**Your task**: Restate every line of the material, word for word.

--- The input ---

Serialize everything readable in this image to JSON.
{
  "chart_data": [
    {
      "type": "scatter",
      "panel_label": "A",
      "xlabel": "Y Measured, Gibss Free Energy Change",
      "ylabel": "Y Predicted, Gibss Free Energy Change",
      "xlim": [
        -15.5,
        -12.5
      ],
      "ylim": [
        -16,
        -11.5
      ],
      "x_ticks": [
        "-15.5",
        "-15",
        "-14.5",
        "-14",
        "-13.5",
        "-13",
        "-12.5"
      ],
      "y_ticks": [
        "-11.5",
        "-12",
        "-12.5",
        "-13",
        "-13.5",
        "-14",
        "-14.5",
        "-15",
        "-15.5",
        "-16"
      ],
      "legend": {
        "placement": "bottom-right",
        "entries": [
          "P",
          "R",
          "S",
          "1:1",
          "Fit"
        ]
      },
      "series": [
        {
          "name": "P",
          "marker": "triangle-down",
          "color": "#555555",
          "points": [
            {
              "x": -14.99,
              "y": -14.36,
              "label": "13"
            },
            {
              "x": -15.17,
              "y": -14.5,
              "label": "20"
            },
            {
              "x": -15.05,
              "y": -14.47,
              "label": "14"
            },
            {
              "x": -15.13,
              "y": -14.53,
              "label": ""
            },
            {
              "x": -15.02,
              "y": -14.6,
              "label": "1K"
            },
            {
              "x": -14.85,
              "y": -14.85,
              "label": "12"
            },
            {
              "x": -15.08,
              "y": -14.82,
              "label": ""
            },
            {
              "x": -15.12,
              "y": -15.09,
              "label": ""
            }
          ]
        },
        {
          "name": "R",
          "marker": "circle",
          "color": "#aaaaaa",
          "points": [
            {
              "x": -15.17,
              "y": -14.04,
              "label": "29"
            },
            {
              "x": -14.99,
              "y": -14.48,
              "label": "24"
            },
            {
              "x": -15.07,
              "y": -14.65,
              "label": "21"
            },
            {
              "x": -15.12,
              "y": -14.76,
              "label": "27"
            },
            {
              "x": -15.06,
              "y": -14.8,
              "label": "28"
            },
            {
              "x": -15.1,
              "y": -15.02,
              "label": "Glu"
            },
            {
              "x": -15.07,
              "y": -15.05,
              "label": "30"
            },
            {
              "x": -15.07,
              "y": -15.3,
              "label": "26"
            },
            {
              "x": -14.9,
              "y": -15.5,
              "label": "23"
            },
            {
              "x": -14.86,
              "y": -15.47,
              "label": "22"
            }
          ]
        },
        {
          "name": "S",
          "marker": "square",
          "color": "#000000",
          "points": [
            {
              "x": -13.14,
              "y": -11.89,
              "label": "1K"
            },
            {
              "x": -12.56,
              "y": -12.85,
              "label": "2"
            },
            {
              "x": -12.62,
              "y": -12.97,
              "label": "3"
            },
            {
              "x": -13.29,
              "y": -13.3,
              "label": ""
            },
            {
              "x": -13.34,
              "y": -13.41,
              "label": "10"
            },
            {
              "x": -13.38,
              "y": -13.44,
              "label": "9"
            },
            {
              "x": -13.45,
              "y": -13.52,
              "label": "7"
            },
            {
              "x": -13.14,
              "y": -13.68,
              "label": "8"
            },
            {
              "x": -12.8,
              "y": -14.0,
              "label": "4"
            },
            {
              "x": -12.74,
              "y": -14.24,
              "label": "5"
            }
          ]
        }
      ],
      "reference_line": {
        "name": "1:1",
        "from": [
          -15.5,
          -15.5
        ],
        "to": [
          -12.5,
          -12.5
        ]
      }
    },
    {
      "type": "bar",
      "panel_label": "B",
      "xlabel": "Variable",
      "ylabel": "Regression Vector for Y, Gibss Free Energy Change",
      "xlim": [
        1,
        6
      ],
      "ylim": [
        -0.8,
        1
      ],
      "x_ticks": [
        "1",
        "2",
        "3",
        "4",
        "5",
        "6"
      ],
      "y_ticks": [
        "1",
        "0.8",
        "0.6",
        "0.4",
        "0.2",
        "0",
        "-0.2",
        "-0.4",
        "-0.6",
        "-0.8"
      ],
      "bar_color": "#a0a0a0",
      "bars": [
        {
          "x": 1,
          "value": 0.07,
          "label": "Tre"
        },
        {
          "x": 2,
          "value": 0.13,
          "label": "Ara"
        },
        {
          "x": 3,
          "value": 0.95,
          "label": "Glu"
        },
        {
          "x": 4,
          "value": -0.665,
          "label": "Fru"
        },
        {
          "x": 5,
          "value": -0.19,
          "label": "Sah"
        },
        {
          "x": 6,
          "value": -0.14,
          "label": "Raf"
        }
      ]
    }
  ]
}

---

**Reply**:
Serialize everything readable in this image to JSON.
{
  "chart_data": [
    {
      "type": "scatter",
      "panel_label": "A",
      "xlabel": "Y Measured, Gibss Free Energy Change",
      "ylabel": "Y Predicted, Gibss Free Energy Change",
      "xlim": [
        -15.5,
        -12.5
      ],
      "ylim": [
        -16,
        -11.5
      ],
      "x_ticks": [
        "-15.5",
        "-15",
        "-14.5",
        "-14",
        "-13.5",
        "-13",
        "-12.5"
      ],
      "y_ticks": [
        "-11.5",
        "-12",
        "-12.5",
        "-13",
        "-13.5",
        "-14",
        "-14.5",
        "-15",
        "-15.5",
        "-16"
      ],
      "legend": {
        "placement": "bottom-right",
        "entries": [
          "P",
          "R",
          "S",
          "1:1",
          "Fit"
        ]
      },
      "series": [
        {
          "name": "P",
          "marker": "triangle-down",
          "color": "#555555",
          "points": [
            {
              "x": -14.99,
              "y": -14.36,
              "label": "13"
            },
            {
              "x": -15.17,
              "y": -14.5,
              "label": "20"
            },
            {
              "x": -15.05,
              "y": -14.47,
              "label": "14"
            },
            {
              "x": -15.13,
              "y": -14.53,
              "label": ""
            },
            {
              "x": -15.02,
              "y": -14.6,
              "label": "1K"
            },
            {
              "x": -14.85,
              "y": -14.85,
              "label": "12"
            },
            {
              "x": -15.08,
              "y": -14.82,
              "label": ""
            },
            {
              "x": -15.12,
              "y": -15.09,
              "label": ""
            }
          ]
        },
        {
          "name": "R",
          "marker": "circle",
          "color": "#aaaaaa",
          "points": [
            {
              "x": -15.17,
              "y": -14.04,
              "label": "29"
            },
            {
              "x": -14.99,
              "y": -14.48,
              "label": "24"
            },
            {
              "x": -15.07,
              "y": -14.65,
              "label": "21"
            },
            {
              "x": -15.12,
              "y": -14.76,
              "label": "27"
            },
            {
              "x": -15.06,
              "y": -14.8,
              "label": "28"
            },
            {
              "x": -15.1,
              "y": -15.02,
              "label": "Glu"
            },
            {
              "x": -15.07,
              "y": -15.05,
              "label": "30"
            },
            {
              "x": -15.07,
              "y": -15.3,
              "label": "26"
            },
            {
              "x": -14.9,
              "y": -15.5,
              "label": "23"
            },
            {
              "x": -14.86,
              "y": -15.47,
              "label": "22"
            }
          ]
        },
        {
          "name": "S",
          "marker": "square",
          "color": "#000000",
          "points": [
            {
              "x": -13.14,
              "y": -11.89,
              "label": "1K"
            },
            {
              "x": -12.56,
              "y": -12.85,
              "label": "2"
            },
            {
              "x": -12.62,
              "y": -12.97,
              "label": "3"
            },
            {
              "x": -13.29,
              "y": -13.3,
              "label": ""
            },
            {
              "x": -13.34,
              "y": -13.41,
              "label": "10"
            },
            {
              "x": -13.38,
              "y": -13.44,
              "label": "9"
            },
            {
              "x": -13.45,
              "y": -13.52,
              "label": "7"
            },
            {
              "x": -13.14,
              "y": -13.68,
              "label": "8"
            },
            {
              "x": -12.8,
              "y": -14.0,
              "label": "4"
            },
            {
              "x": -12.74,
              "y": -14.24,
              "label": "5"
            }
          ]
        }
      ],
      "reference_line": {
        "name": "1:1",
        "from": [
          -15.5,
          -15.5
        ],
        "to": [
          -12.5,
          -12.5
        ]
      }
    },
    {
      "type": "bar",
      "panel_label": "B",
      "xlabel": "Variable",
      "ylabel": "Regression Vector for Y, Gibss Free Energy Change",
      "xlim": [
        1,
        6
      ],
      "ylim": [
        -0.8,
        1
      ],
      "x_ticks": [
        "1",
        "2",
        "3",
        "4",
        "5",
        "6"
      ],
      "y_ticks": [
        "1",
        "0.8",
        "0.6",
        "0.4",
        "0.2",
        "0",
        "-0.2",
        "-0.4",
        "-0.6",
        "-0.8"
      ],
      "bar_color": "#a0a0a0",
      "bars": [
        {
          "x": 1,
          "value": 0.07,
          "label": "Tre"
        },
        {
          "x": 2,
          "value": 0.13,
          "label": "Ara"
        },
        {
          "x": 3,
          "value": 0.95,
          "label": "Glu"
        },
        {
          "x": 4,
          "value": -0.665,
          "label": "Fru"
        },
        {
          "x": 5,
          "value": -0.19,
          "label": "Sah"
        },
        {
          "x": 6,
          "value": -0.14,
          "label": "Raf"
        }
      ]
    }
  ]
}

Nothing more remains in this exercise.